• _GOAL OF THE EXERCISE_
Show all lines from the data that include the word "гостиницы".

··· DATA SUPPLIED ···

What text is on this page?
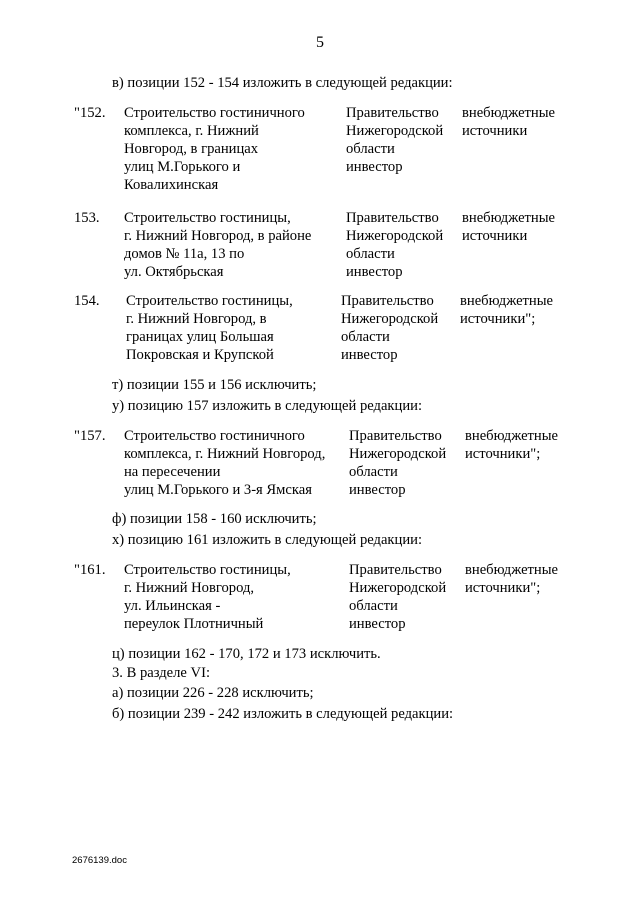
5
в) позиции 152 - 154 изложить в следующей редакции:
"152. Строительство гостиничного
комплекса, г. Нижний
Новгород, в границах
улиц М.Горького и
Ковалихинская
Правительство
Нижегородской
области
инвестор
внебюджетные
источники
153. Строительство гостиницы,
г. Нижний Новгород, в районе
домов № 11а, 13 по
ул. Октябрьская
Правительство
Нижегородской
области
инвестор
внебюджетные
источники
154. Строительство гостиницы,
г. Нижний Новгород, в
границах улиц Большая
Покровская и Крупской
Правительство
Нижегородской
области
инвестор
внебюджетные
источники";
т) позиции 155 и 156 исключить;
у) позицию 157 изложить в следующей редакции:
"157. Строительство гостиничного
комплекса, г. Нижний Новгород,
на пересечении
улиц М.Горького и 3-я Ямская
Правительство
Нижегородской
области
инвестор
внебюджетные
источники";
ф) позиции 158 - 160 исключить;
х) позицию 161 изложить в следующей редакции:
"161. Строительство гостиницы,
г. Нижний Новгород,
ул. Ильинская -
переулок Плотничный
Правительство
Нижегородской
области
инвестор
внебюджетные
источники";
ц) позиции 162 - 170, 172 и 173 исключить.
3. В разделе VI:
а) позиции 226 - 228 исключить;
б) позиции 239 - 242 изложить в следующей редакции:
2676139.doc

···

• _ANSWER FOR THE TASK_
153. Строительство гостиницы,
154. Строительство гостиницы,
"161. Строительство гостиницы,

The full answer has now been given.